(Collected data)
══════════

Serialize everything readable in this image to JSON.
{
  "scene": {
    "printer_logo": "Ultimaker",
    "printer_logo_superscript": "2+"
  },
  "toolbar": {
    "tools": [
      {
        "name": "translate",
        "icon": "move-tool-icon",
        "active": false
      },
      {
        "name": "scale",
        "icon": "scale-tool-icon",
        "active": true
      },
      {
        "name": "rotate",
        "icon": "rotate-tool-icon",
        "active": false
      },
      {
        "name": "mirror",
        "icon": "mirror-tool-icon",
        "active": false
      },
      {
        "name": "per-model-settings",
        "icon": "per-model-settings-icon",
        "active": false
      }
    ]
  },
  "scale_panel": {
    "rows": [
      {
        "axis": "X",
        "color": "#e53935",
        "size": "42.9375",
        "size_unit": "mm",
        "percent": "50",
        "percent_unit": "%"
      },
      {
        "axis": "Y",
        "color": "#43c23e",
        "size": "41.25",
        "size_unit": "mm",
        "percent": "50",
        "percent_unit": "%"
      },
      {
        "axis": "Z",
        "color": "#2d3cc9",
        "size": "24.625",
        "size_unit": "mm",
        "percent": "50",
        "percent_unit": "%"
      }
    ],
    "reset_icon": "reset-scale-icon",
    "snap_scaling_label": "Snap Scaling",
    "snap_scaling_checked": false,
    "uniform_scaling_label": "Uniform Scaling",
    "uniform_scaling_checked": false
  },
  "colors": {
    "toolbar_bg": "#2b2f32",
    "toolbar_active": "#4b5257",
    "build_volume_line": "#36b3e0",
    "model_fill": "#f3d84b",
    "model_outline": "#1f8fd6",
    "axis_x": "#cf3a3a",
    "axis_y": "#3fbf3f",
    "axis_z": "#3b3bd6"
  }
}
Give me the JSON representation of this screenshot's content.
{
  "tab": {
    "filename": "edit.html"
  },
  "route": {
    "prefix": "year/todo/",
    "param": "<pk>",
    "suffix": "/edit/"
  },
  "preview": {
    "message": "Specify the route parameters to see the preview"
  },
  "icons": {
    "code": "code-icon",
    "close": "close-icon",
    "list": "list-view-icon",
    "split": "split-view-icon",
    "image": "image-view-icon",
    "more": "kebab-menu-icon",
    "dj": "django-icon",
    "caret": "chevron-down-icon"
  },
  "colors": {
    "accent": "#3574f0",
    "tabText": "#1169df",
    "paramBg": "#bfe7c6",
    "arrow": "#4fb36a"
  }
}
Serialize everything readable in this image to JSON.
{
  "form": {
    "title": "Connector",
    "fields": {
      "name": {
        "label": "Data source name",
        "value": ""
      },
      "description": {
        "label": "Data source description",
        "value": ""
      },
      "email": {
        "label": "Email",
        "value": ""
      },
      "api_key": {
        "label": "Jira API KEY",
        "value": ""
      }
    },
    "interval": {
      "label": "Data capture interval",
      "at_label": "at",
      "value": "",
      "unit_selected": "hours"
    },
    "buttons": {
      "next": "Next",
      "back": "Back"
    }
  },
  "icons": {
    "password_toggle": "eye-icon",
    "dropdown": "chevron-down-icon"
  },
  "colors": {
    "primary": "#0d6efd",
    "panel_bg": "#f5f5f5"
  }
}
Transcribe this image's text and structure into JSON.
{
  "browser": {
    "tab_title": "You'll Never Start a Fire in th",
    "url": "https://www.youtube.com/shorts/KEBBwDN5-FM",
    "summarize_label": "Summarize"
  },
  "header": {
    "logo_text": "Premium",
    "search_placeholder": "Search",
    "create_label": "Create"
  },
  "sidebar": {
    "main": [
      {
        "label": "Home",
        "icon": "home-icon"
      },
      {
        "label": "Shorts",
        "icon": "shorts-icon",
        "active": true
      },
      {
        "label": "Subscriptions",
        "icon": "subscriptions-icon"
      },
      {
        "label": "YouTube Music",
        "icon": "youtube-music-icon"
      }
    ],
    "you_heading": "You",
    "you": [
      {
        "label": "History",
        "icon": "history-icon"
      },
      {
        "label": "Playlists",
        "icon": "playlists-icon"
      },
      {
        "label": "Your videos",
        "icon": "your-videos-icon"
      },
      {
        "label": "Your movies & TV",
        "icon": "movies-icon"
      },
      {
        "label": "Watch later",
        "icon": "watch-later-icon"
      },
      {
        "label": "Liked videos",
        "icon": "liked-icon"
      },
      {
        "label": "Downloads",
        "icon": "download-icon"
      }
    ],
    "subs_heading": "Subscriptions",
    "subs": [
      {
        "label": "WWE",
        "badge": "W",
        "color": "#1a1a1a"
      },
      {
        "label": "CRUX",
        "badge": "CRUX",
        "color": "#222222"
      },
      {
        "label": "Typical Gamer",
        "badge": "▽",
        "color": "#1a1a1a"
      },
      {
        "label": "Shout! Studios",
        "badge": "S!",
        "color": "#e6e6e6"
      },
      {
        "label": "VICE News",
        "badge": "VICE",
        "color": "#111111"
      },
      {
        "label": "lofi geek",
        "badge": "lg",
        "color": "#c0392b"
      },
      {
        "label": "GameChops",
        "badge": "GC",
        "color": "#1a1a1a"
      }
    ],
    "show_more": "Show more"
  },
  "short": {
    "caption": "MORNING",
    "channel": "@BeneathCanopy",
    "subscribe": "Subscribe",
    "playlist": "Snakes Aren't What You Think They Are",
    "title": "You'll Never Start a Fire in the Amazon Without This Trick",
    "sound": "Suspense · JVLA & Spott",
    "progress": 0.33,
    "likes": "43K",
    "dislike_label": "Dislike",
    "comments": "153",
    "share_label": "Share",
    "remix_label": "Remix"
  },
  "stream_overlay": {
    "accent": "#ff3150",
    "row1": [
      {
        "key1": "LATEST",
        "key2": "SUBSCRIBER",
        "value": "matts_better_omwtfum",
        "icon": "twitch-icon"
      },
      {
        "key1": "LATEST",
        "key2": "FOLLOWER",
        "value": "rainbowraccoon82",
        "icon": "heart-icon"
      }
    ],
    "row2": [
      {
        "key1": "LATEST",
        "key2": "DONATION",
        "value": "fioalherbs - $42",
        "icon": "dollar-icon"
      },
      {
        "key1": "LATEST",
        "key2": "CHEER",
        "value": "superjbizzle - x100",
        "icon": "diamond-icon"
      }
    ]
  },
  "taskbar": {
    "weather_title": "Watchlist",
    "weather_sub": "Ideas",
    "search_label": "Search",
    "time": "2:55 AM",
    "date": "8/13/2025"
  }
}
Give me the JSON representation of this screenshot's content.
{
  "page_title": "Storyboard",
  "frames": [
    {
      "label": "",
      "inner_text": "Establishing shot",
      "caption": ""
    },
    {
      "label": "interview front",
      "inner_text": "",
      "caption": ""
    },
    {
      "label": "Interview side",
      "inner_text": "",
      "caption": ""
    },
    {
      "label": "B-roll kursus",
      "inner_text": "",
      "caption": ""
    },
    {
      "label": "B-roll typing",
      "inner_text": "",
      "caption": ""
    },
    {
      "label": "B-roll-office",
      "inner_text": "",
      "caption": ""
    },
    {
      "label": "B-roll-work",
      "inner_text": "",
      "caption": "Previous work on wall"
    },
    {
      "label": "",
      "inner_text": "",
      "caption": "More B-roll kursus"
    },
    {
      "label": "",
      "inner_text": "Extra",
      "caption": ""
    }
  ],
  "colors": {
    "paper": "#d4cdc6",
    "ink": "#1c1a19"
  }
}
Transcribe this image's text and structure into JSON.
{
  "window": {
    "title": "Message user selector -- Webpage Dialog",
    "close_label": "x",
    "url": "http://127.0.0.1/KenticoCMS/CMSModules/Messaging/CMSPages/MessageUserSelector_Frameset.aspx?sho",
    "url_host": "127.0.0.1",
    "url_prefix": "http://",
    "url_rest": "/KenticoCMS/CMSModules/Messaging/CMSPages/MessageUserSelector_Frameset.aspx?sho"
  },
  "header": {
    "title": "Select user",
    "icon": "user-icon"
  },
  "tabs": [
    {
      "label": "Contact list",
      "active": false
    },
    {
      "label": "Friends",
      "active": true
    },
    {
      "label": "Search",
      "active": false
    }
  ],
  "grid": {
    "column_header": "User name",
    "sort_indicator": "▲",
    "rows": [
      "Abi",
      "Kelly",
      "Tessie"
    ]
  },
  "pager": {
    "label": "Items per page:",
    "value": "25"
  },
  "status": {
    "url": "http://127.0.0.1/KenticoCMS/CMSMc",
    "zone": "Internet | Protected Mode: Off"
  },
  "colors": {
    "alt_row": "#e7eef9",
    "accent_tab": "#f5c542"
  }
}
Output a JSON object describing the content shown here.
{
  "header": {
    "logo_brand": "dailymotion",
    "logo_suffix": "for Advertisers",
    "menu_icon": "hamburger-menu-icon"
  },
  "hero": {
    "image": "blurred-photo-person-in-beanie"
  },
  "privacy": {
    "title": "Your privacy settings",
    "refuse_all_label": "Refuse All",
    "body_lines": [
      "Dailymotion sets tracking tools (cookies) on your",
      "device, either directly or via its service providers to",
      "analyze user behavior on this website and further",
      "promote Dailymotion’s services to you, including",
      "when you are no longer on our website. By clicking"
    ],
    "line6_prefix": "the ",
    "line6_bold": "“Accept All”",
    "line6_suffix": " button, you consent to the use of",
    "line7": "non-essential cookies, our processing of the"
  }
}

══════════

• **Instructions to follow**:
Find the word "work" in the entries above and gather every line that holds it.

• **Solution for this task**:
      "label": "B-roll-work",
      "caption": "Previous work on wall"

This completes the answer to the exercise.